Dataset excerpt
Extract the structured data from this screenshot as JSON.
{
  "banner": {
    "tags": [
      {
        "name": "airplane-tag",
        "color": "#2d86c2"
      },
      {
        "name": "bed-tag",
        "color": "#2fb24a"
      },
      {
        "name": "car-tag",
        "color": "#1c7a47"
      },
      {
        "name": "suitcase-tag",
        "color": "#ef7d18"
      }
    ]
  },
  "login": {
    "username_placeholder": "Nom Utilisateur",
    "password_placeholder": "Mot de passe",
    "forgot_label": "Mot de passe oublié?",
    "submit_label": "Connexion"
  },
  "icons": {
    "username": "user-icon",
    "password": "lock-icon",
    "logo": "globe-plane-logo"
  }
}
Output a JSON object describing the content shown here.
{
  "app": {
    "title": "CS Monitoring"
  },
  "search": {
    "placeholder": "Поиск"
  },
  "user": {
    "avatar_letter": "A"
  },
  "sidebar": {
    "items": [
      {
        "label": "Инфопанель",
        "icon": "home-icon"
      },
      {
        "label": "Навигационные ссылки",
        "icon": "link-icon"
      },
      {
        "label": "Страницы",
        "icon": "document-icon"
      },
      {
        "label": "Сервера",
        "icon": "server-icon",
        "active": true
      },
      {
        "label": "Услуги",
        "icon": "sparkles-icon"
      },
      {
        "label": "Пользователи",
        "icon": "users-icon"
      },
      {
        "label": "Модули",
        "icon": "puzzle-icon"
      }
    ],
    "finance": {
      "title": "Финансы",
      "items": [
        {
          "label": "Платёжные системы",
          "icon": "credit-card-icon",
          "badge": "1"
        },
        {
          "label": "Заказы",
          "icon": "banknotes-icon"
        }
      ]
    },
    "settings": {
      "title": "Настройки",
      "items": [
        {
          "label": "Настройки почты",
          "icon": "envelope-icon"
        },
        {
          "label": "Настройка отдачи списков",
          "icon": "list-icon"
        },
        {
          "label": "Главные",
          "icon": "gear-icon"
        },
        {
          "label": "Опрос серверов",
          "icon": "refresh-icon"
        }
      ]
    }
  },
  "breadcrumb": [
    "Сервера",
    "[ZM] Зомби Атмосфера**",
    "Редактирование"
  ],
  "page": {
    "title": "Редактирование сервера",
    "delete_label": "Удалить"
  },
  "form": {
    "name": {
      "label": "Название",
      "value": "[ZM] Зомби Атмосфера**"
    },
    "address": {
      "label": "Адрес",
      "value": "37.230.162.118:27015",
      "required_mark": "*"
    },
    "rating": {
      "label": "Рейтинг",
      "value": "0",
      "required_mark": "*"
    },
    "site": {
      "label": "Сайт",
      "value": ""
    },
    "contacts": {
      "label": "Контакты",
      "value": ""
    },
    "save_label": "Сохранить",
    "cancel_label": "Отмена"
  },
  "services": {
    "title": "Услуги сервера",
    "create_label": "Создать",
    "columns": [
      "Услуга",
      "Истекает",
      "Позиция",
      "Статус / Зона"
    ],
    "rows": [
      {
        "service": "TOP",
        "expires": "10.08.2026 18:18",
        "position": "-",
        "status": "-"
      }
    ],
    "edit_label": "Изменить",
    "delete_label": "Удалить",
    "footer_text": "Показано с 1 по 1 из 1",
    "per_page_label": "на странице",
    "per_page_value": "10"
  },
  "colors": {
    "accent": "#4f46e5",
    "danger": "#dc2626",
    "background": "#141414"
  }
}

* [SET EXERCISE]: Restate each record exactly as written.

* [FINISHED ANSWER]:
Extract the structured data from this screenshot as JSON.
{
  "banner": {
    "tags": [
      {
        "name": "airplane-tag",
        "color": "#2d86c2"
      },
      {
        "name": "bed-tag",
        "color": "#2fb24a"
      },
      {
        "name": "car-tag",
        "color": "#1c7a47"
      },
      {
        "name": "suitcase-tag",
        "color": "#ef7d18"
      }
    ]
  },
  "login": {
    "username_placeholder": "Nom Utilisateur",
    "password_placeholder": "Mot de passe",
    "forgot_label": "Mot de passe oublié?",
    "submit_label": "Connexion"
  },
  "icons": {
    "username": "user-icon",
    "password": "lock-icon",
    "logo": "globe-plane-logo"
  }
}
Output a JSON object describing the content shown here.
{
  "app": {
    "title": "CS Monitoring"
  },
  "search": {
    "placeholder": "Поиск"
  },
  "user": {
    "avatar_letter": "A"
  },
  "sidebar": {
    "items": [
      {
        "label": "Инфопанель",
        "icon": "home-icon"
      },
      {
        "label": "Навигационные ссылки",
        "icon": "link-icon"
      },
      {
        "label": "Страницы",
        "icon": "document-icon"
      },
      {
        "label": "Сервера",
        "icon": "server-icon",
        "active": true
      },
      {
        "label": "Услуги",
        "icon": "sparkles-icon"
      },
      {
        "label": "Пользователи",
        "icon": "users-icon"
      },
      {
        "label": "Модули",
        "icon": "puzzle-icon"
      }
    ],
    "finance": {
      "title": "Финансы",
      "items": [
        {
          "label": "Платёжные системы",
          "icon": "credit-card-icon",
          "badge": "1"
        },
        {
          "label": "Заказы",
          "icon": "banknotes-icon"
        }
      ]
    },
    "settings": {
      "title": "Настройки",
      "items": [
        {
          "label": "Настройки почты",
          "icon": "envelope-icon"
        },
        {
          "label": "Настройка отдачи списков",
          "icon": "list-icon"
        },
        {
          "label": "Главные",
          "icon": "gear-icon"
        },
        {
          "label": "Опрос серверов",
          "icon": "refresh-icon"
        }
      ]
    }
  },
  "breadcrumb": [
    "Сервера",
    "[ZM] Зомби Атмосфера**",
    "Редактирование"
  ],
  "page": {
    "title": "Редактирование сервера",
    "delete_label": "Удалить"
  },
  "form": {
    "name": {
      "label": "Название",
      "value": "[ZM] Зомби Атмосфера**"
    },
    "address": {
      "label": "Адрес",
      "value": "37.230.162.118:27015",
      "required_mark": "*"
    },
    "rating": {
      "label": "Рейтинг",
      "value": "0",
      "required_mark": "*"
    },
    "site": {
      "label": "Сайт",
      "value": ""
    },
    "contacts": {
      "label": "Контакты",
      "value": ""
    },
    "save_label": "Сохранить",
    "cancel_label": "Отмена"
  },
  "services": {
    "title": "Услуги сервера",
    "create_label": "Создать",
    "columns": [
      "Услуга",
      "Истекает",
      "Позиция",
      "Статус / Зона"
    ],
    "rows": [
      {
        "service": "TOP",
        "expires": "10.08.2026 18:18",
        "position": "-",
        "status": "-"
      }
    ],
    "edit_label": "Изменить",
    "delete_label": "Удалить",
    "footer_text": "Показано с 1 по 1 из 1",
    "per_page_label": "на странице",
    "per_page_value": "10"
  },
  "colors": {
    "accent": "#4f46e5",
    "danger": "#dc2626",
    "background": "#141414"
  }
}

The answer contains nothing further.